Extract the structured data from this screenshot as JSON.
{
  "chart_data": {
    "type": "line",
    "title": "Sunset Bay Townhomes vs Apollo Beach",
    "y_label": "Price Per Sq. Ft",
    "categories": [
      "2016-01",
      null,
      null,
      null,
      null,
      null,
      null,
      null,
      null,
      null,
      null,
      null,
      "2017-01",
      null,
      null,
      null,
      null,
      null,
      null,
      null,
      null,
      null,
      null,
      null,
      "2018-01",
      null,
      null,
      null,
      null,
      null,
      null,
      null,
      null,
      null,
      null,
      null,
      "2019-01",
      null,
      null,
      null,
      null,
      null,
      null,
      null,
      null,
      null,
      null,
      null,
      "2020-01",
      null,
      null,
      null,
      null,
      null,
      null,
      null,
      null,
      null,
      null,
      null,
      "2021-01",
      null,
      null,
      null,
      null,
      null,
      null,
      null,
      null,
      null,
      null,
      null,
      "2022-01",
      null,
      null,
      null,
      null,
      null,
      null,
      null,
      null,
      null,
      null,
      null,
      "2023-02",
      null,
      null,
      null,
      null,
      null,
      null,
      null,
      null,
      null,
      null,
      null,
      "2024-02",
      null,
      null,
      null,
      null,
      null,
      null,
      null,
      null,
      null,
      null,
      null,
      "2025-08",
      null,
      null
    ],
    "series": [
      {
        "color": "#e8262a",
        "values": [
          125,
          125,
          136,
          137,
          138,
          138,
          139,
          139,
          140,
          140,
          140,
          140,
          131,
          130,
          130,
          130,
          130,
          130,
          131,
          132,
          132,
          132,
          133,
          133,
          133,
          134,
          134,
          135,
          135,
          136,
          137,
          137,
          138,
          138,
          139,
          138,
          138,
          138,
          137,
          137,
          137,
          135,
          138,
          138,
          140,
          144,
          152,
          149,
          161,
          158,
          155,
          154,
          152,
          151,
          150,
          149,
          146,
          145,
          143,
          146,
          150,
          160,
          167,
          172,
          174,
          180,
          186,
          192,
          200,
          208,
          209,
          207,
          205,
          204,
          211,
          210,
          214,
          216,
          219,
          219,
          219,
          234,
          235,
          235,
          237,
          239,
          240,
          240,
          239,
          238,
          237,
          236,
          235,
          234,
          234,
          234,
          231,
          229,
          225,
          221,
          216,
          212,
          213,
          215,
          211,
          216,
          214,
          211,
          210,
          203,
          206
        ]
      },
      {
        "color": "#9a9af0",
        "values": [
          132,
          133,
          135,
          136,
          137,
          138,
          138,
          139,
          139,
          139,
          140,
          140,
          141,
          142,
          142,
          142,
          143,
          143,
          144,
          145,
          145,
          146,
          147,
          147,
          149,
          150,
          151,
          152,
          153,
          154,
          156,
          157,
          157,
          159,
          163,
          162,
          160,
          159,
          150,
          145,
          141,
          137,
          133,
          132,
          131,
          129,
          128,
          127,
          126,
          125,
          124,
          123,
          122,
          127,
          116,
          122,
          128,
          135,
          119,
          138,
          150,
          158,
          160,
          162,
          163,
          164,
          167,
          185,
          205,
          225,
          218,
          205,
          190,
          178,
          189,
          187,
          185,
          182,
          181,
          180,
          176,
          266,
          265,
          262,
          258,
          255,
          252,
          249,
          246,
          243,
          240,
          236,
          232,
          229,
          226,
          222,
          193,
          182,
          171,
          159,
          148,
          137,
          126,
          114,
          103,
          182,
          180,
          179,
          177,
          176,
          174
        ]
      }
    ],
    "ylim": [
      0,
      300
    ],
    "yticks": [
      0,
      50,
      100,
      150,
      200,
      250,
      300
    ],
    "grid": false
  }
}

- - -

*SET PROBLEM*. Word for word, restate all of the data shown above.

*OUTPUT FOR THIS EXERCISE*.
Extract the structured data from this screenshot as JSON.
{
  "chart_data": {
    "type": "line",
    "title": "Sunset Bay Townhomes vs Apollo Beach",
    "y_label": "Price Per Sq. Ft",
    "categories": [
      "2016-01",
      null,
      null,
      null,
      null,
      null,
      null,
      null,
      null,
      null,
      null,
      null,
      "2017-01",
      null,
      null,
      null,
      null,
      null,
      null,
      null,
      null,
      null,
      null,
      null,
      "2018-01",
      null,
      null,
      null,
      null,
      null,
      null,
      null,
      null,
      null,
      null,
      null,
      "2019-01",
      null,
      null,
      null,
      null,
      null,
      null,
      null,
      null,
      null,
      null,
      null,
      "2020-01",
      null,
      null,
      null,
      null,
      null,
      null,
      null,
      null,
      null,
      null,
      null,
      "2021-01",
      null,
      null,
      null,
      null,
      null,
      null,
      null,
      null,
      null,
      null,
      null,
      "2022-01",
      null,
      null,
      null,
      null,
      null,
      null,
      null,
      null,
      null,
      null,
      null,
      "2023-02",
      null,
      null,
      null,
      null,
      null,
      null,
      null,
      null,
      null,
      null,
      null,
      "2024-02",
      null,
      null,
      null,
      null,
      null,
      null,
      null,
      null,
      null,
      null,
      null,
      "2025-08",
      null,
      null
    ],
    "series": [
      {
        "color": "#e8262a",
        "values": [
          125,
          125,
          136,
          137,
          138,
          138,
          139,
          139,
          140,
          140,
          140,
          140,
          131,
          130,
          130,
          130,
          130,
          130,
          131,
          132,
          132,
          132,
          133,
          133,
          133,
          134,
          134,
          135,
          135,
          136,
          137,
          137,
          138,
          138,
          139,
          138,
          138,
          138,
          137,
          137,
          137,
          135,
          138,
          138,
          140,
          144,
          152,
          149,
          161,
          158,
          155,
          154,
          152,
          151,
          150,
          149,
          146,
          145,
          143,
          146,
          150,
          160,
          167,
          172,
          174,
          180,
          186,
          192,
          200,
          208,
          209,
          207,
          205,
          204,
          211,
          210,
          214,
          216,
          219,
          219,
          219,
          234,
          235,
          235,
          237,
          239,
          240,
          240,
          239,
          238,
          237,
          236,
          235,
          234,
          234,
          234,
          231,
          229,
          225,
          221,
          216,
          212,
          213,
          215,
          211,
          216,
          214,
          211,
          210,
          203,
          206
        ]
      },
      {
        "color": "#9a9af0",
        "values": [
          132,
          133,
          135,
          136,
          137,
          138,
          138,
          139,
          139,
          139,
          140,
          140,
          141,
          142,
          142,
          142,
          143,
          143,
          144,
          145,
          145,
          146,
          147,
          147,
          149,
          150,
          151,
          152,
          153,
          154,
          156,
          157,
          157,
          159,
          163,
          162,
          160,
          159,
          150,
          145,
          141,
          137,
          133,
          132,
          131,
          129,
          128,
          127,
          126,
          125,
          124,
          123,
          122,
          127,
          116,
          122,
          128,
          135,
          119,
          138,
          150,
          158,
          160,
          162,
          163,
          164,
          167,
          185,
          205,
          225,
          218,
          205,
          190,
          178,
          189,
          187,
          185,
          182,
          181,
          180,
          176,
          266,
          265,
          262,
          258,
          255,
          252,
          249,
          246,
          243,
          240,
          236,
          232,
          229,
          226,
          222,
          193,
          182,
          171,
          159,
          148,
          137,
          126,
          114,
          103,
          182,
          180,
          179,
          177,
          176,
          174
        ]
      }
    ],
    "ylim": [
      0,
      300
    ],
    "yticks": [
      0,
      50,
      100,
      150,
      200,
      250,
      300
    ],
    "grid": false
  }
}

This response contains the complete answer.